**Problem to solve**
Copy the data precisely, keeping every character.

**Task inputs**
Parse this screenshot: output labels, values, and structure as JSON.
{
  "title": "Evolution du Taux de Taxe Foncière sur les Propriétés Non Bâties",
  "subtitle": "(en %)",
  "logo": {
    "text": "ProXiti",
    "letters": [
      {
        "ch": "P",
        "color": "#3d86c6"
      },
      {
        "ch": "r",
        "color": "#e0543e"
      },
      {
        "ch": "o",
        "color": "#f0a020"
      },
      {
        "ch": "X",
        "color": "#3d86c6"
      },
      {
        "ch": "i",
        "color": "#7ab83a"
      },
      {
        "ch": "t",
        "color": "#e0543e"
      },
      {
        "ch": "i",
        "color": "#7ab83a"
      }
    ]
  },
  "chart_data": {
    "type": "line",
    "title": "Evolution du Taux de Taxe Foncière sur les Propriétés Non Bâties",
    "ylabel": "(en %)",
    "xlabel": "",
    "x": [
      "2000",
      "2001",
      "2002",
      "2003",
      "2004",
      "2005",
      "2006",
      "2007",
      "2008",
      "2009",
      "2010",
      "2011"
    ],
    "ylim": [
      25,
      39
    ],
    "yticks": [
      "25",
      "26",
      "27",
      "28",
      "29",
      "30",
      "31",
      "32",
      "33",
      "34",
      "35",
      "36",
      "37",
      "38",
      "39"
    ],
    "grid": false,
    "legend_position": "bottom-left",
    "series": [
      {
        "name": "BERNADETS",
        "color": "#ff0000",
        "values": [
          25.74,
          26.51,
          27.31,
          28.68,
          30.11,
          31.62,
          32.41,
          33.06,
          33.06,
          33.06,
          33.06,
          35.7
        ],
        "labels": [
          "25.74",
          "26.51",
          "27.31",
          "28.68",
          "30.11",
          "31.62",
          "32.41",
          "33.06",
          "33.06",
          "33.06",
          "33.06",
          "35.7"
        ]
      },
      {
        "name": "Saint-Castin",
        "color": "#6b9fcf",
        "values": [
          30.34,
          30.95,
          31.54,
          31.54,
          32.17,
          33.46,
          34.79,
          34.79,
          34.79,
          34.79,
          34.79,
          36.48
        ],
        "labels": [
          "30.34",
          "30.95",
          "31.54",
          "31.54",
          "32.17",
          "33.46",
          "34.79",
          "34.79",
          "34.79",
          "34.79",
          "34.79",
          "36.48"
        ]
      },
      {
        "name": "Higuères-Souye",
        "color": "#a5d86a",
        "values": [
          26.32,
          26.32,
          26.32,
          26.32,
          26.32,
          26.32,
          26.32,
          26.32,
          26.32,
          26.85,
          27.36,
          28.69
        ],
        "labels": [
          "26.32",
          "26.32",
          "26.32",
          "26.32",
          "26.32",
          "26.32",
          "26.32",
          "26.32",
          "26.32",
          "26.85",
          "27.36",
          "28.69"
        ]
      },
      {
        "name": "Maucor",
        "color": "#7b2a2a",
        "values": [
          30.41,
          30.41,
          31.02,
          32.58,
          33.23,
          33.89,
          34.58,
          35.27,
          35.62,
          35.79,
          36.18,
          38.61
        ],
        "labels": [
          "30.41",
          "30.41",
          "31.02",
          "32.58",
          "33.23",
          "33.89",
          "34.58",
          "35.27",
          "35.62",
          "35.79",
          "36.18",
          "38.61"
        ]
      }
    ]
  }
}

**Solution**
Parse this screenshot: output labels, values, and structure as JSON.
{
  "title": "Evolution du Taux de Taxe Foncière sur les Propriétés Non Bâties",
  "subtitle": "(en %)",
  "logo": {
    "text": "ProXiti",
    "letters": [
      {
        "ch": "P",
        "color": "#3d86c6"
      },
      {
        "ch": "r",
        "color": "#e0543e"
      },
      {
        "ch": "o",
        "color": "#f0a020"
      },
      {
        "ch": "X",
        "color": "#3d86c6"
      },
      {
        "ch": "i",
        "color": "#7ab83a"
      },
      {
        "ch": "t",
        "color": "#e0543e"
      },
      {
        "ch": "i",
        "color": "#7ab83a"
      }
    ]
  },
  "chart_data": {
    "type": "line",
    "title": "Evolution du Taux de Taxe Foncière sur les Propriétés Non Bâties",
    "ylabel": "(en %)",
    "xlabel": "",
    "x": [
      "2000",
      "2001",
      "2002",
      "2003",
      "2004",
      "2005",
      "2006",
      "2007",
      "2008",
      "2009",
      "2010",
      "2011"
    ],
    "ylim": [
      25,
      39
    ],
    "yticks": [
      "25",
      "26",
      "27",
      "28",
      "29",
      "30",
      "31",
      "32",
      "33",
      "34",
      "35",
      "36",
      "37",
      "38",
      "39"
    ],
    "grid": false,
    "legend_position": "bottom-left",
    "series": [
      {
        "name": "BERNADETS",
        "color": "#ff0000",
        "values": [
          25.74,
          26.51,
          27.31,
          28.68,
          30.11,
          31.62,
          32.41,
          33.06,
          33.06,
          33.06,
          33.06,
          35.7
        ],
        "labels": [
          "25.74",
          "26.51",
          "27.31",
          "28.68",
          "30.11",
          "31.62",
          "32.41",
          "33.06",
          "33.06",
          "33.06",
          "33.06",
          "35.7"
        ]
      },
      {
        "name": "Saint-Castin",
        "color": "#6b9fcf",
        "values": [
          30.34,
          30.95,
          31.54,
          31.54,
          32.17,
          33.46,
          34.79,
          34.79,
          34.79,
          34.79,
          34.79,
          36.48
        ],
        "labels": [
          "30.34",
          "30.95",
          "31.54",
          "31.54",
          "32.17",
          "33.46",
          "34.79",
          "34.79",
          "34.79",
          "34.79",
          "34.79",
          "36.48"
        ]
      },
      {
        "name": "Higuères-Souye",
        "color": "#a5d86a",
        "values": [
          26.32,
          26.32,
          26.32,
          26.32,
          26.32,
          26.32,
          26.32,
          26.32,
          26.32,
          26.85,
          27.36,
          28.69
        ],
        "labels": [
          "26.32",
          "26.32",
          "26.32",
          "26.32",
          "26.32",
          "26.32",
          "26.32",
          "26.32",
          "26.32",
          "26.85",
          "27.36",
          "28.69"
        ]
      },
      {
        "name": "Maucor",
        "color": "#7b2a2a",
        "values": [
          30.41,
          30.41,
          31.02,
          32.58,
          33.23,
          33.89,
          34.58,
          35.27,
          35.62,
          35.79,
          36.18,
          38.61
        ],
        "labels": [
          "30.41",
          "30.41",
          "31.02",
          "32.58",
          "33.23",
          "33.89",
          "34.58",
          "35.27",
          "35.62",
          "35.79",
          "36.18",
          "38.61"
        ]
      }
    ]
  }
}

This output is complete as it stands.